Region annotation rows
++++++++++

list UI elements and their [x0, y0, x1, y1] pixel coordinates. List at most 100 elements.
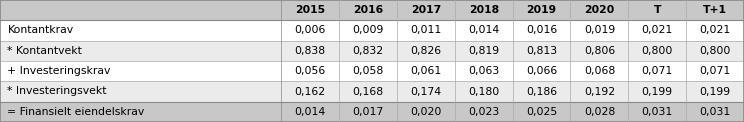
Bar: [571, 0, 628, 20]
Text: 0,192: 0,192: [584, 86, 615, 97]
Bar: [281, 0, 339, 20]
Text: 0,021: 0,021: [641, 25, 673, 36]
Bar: [571, 61, 628, 81]
Bar: [686, 20, 744, 41]
Bar: [397, 61, 455, 81]
Bar: [571, 102, 628, 122]
Text: 0,819: 0,819: [468, 46, 499, 56]
Bar: [455, 61, 513, 81]
Text: 0,011: 0,011: [410, 25, 441, 36]
Text: 0,023: 0,023: [468, 107, 499, 117]
Bar: [397, 0, 455, 20]
Text: 0,162: 0,162: [295, 86, 326, 97]
Text: 0,019: 0,019: [584, 25, 615, 36]
Bar: [513, 41, 571, 61]
Bar: [281, 81, 339, 102]
Text: 0,063: 0,063: [468, 66, 499, 76]
Text: 0,025: 0,025: [526, 107, 557, 117]
Bar: [397, 20, 455, 41]
Bar: [339, 0, 397, 20]
Bar: [628, 61, 686, 81]
Text: 0,031: 0,031: [699, 107, 731, 117]
Text: 0,021: 0,021: [699, 25, 731, 36]
Bar: [686, 102, 744, 122]
Bar: [686, 61, 744, 81]
Text: T: T: [653, 5, 661, 15]
Bar: [628, 41, 686, 61]
Text: 2016: 2016: [353, 5, 383, 15]
Bar: [628, 102, 686, 122]
Bar: [628, 20, 686, 41]
Text: 0,838: 0,838: [295, 46, 326, 56]
Bar: [281, 41, 339, 61]
Bar: [0, 0, 281, 20]
Bar: [0, 102, 281, 122]
Text: 0,066: 0,066: [526, 66, 557, 76]
Text: * Investeringsvekt: * Investeringsvekt: [7, 86, 107, 97]
Text: 2017: 2017: [411, 5, 441, 15]
Text: 0,028: 0,028: [584, 107, 615, 117]
Bar: [339, 41, 397, 61]
Bar: [281, 20, 339, 41]
Bar: [513, 0, 571, 20]
Text: 0,071: 0,071: [699, 66, 731, 76]
Bar: [686, 81, 744, 102]
Text: 0,058: 0,058: [353, 66, 384, 76]
Bar: [628, 0, 686, 20]
Bar: [628, 81, 686, 102]
Bar: [455, 0, 513, 20]
Bar: [571, 20, 628, 41]
Text: 0,016: 0,016: [526, 25, 557, 36]
Bar: [339, 20, 397, 41]
Text: 0,071: 0,071: [641, 66, 673, 76]
Text: 0,009: 0,009: [353, 25, 384, 36]
Text: 0,014: 0,014: [468, 25, 499, 36]
Text: 0,199: 0,199: [699, 86, 731, 97]
Bar: [455, 102, 513, 122]
Bar: [571, 81, 628, 102]
Bar: [397, 102, 455, 122]
Bar: [281, 61, 339, 81]
Text: 0,017: 0,017: [353, 107, 384, 117]
Text: 2018: 2018: [469, 5, 498, 15]
Text: 0,061: 0,061: [410, 66, 441, 76]
Text: 0,031: 0,031: [641, 107, 673, 117]
Bar: [397, 41, 455, 61]
Bar: [0, 20, 281, 41]
Text: 0,168: 0,168: [353, 86, 384, 97]
Bar: [455, 20, 513, 41]
Text: 0,826: 0,826: [410, 46, 441, 56]
Bar: [686, 41, 744, 61]
Bar: [397, 81, 455, 102]
Text: T+1: T+1: [703, 5, 727, 15]
Text: Kontantkrav: Kontantkrav: [7, 25, 74, 36]
Text: 0,832: 0,832: [353, 46, 384, 56]
Text: 0,806: 0,806: [584, 46, 615, 56]
Text: 0,180: 0,180: [468, 86, 499, 97]
Text: 0,174: 0,174: [410, 86, 441, 97]
Text: 0,813: 0,813: [526, 46, 557, 56]
Text: 2019: 2019: [527, 5, 557, 15]
Text: 0,186: 0,186: [526, 86, 557, 97]
Bar: [571, 41, 628, 61]
Text: * Kontantvekt: * Kontantvekt: [7, 46, 83, 56]
Text: 2015: 2015: [295, 5, 325, 15]
Text: 2020: 2020: [584, 5, 615, 15]
Bar: [686, 0, 744, 20]
Text: + Investeringskrav: + Investeringskrav: [7, 66, 111, 76]
Bar: [513, 20, 571, 41]
Text: 0,056: 0,056: [295, 66, 326, 76]
Text: 0,068: 0,068: [584, 66, 615, 76]
Bar: [513, 81, 571, 102]
Bar: [281, 102, 339, 122]
Bar: [513, 61, 571, 81]
Bar: [339, 102, 397, 122]
Bar: [455, 41, 513, 61]
Text: 0,800: 0,800: [699, 46, 731, 56]
Bar: [513, 102, 571, 122]
Bar: [0, 61, 281, 81]
Text: 0,020: 0,020: [410, 107, 441, 117]
Bar: [339, 61, 397, 81]
Bar: [0, 41, 281, 61]
Text: 0,006: 0,006: [295, 25, 326, 36]
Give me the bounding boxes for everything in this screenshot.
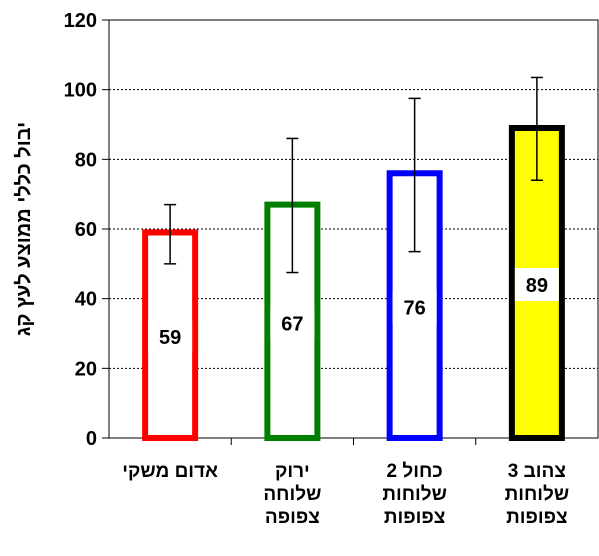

++++++++++

Copy out every row above character for character, leaving out the pictures.

Answer to this problem:
list UI elements and their [x0, y0, x1, y1] pixel coordinates. List at most 100 elements.
Bar: [571, 0, 628, 20]
Text: 0,192: 0,192: [584, 86, 615, 97]
Bar: [281, 0, 339, 20]
Text: 0,021: 0,021: [641, 25, 673, 36]
Bar: [571, 61, 628, 81]
Bar: [686, 20, 744, 41]
Bar: [397, 61, 455, 81]
Bar: [571, 102, 628, 122]
Text: 0,819: 0,819: [468, 46, 499, 56]
Bar: [455, 61, 513, 81]
Text: 0,011: 0,011: [410, 25, 441, 36]
Text: 0,023: 0,023: [468, 107, 499, 117]
Bar: [397, 0, 455, 20]
Text: 0,162: 0,162: [295, 86, 326, 97]
Text: 0,019: 0,019: [584, 25, 615, 36]
Bar: [513, 41, 571, 61]
Bar: [281, 81, 339, 102]
Text: 0,063: 0,063: [468, 66, 499, 76]
Text: 0,025: 0,025: [526, 107, 557, 117]
Bar: [397, 20, 455, 41]
Bar: [339, 0, 397, 20]
Bar: [628, 61, 686, 81]
Text: 0,031: 0,031: [699, 107, 731, 117]
Text: 0,021: 0,021: [699, 25, 731, 36]
Bar: [686, 102, 744, 122]
Bar: [686, 61, 744, 81]
Text: T: T: [653, 5, 661, 15]
Bar: [628, 41, 686, 61]
Text: 2016: 2016: [353, 5, 383, 15]
Bar: [628, 102, 686, 122]
Bar: [628, 20, 686, 41]
Text: 0,838: 0,838: [295, 46, 326, 56]
Bar: [281, 41, 339, 61]
Bar: [0, 0, 281, 20]
Bar: [0, 102, 281, 122]
Text: 0,066: 0,066: [526, 66, 557, 76]
Text: * Investeringsvekt: * Investeringsvekt: [7, 86, 107, 97]
Text: 2017: 2017: [411, 5, 441, 15]
Text: 0,028: 0,028: [584, 107, 615, 117]
Bar: [339, 41, 397, 61]
Bar: [281, 20, 339, 41]
Bar: [513, 0, 571, 20]
Text: 0,071: 0,071: [699, 66, 731, 76]
Bar: [686, 81, 744, 102]
Text: 0,058: 0,058: [353, 66, 384, 76]
Bar: [628, 0, 686, 20]
Bar: [628, 81, 686, 102]
Bar: [455, 0, 513, 20]
Bar: [571, 20, 628, 41]
Text: 0,016: 0,016: [526, 25, 557, 36]
Bar: [339, 20, 397, 41]
Text: 0,071: 0,071: [641, 66, 673, 76]
Text: 0,009: 0,009: [353, 25, 384, 36]
Text: 0,014: 0,014: [468, 25, 499, 36]
Text: 0,199: 0,199: [699, 86, 731, 97]
Bar: [455, 102, 513, 122]
Bar: [571, 81, 628, 102]
Bar: [397, 102, 455, 122]
Bar: [281, 61, 339, 81]
Text: 0,017: 0,017: [353, 107, 384, 117]
Text: 2018: 2018: [469, 5, 498, 15]
Text: 0,061: 0,061: [410, 66, 441, 76]
Text: 0,031: 0,031: [641, 107, 673, 117]
Bar: [397, 41, 455, 61]
Bar: [0, 20, 281, 41]
Text: 0,168: 0,168: [353, 86, 384, 97]
Bar: [455, 20, 513, 41]
Text: 0,826: 0,826: [410, 46, 441, 56]
Bar: [686, 41, 744, 61]
Bar: [397, 81, 455, 102]
Text: T+1: T+1: [703, 5, 727, 15]
Text: Kontantkrav: Kontantkrav: [7, 25, 74, 36]
Text: 0,832: 0,832: [353, 46, 384, 56]
Text: 0,806: 0,806: [584, 46, 615, 56]
Text: 0,180: 0,180: [468, 86, 499, 97]
Text: 0,174: 0,174: [410, 86, 441, 97]
Text: 0,813: 0,813: [526, 46, 557, 56]
Text: 2019: 2019: [527, 5, 557, 15]
Text: 0,186: 0,186: [526, 86, 557, 97]
Bar: [571, 41, 628, 61]
Text: * Kontantvekt: * Kontantvekt: [7, 46, 83, 56]
Text: 2015: 2015: [295, 5, 325, 15]
Text: 2020: 2020: [584, 5, 615, 15]
Bar: [686, 0, 744, 20]
Text: + Investeringskrav: + Investeringskrav: [7, 66, 111, 76]
Bar: [513, 20, 571, 41]
Text: 0,056: 0,056: [295, 66, 326, 76]
Text: 0,068: 0,068: [584, 66, 615, 76]
Bar: [513, 81, 571, 102]
Bar: [281, 102, 339, 122]
Bar: [513, 61, 571, 81]
Bar: [339, 102, 397, 122]
Bar: [455, 41, 513, 61]
Text: 0,800: 0,800: [699, 46, 731, 56]
Bar: [513, 102, 571, 122]
Bar: [0, 61, 281, 81]
Text: 0,020: 0,020: [410, 107, 441, 117]
Bar: [339, 61, 397, 81]
Bar: [0, 41, 281, 61]
Text: 0,006: 0,006: [295, 25, 326, 36]
Give me the bounding boxes for everything in this screenshot.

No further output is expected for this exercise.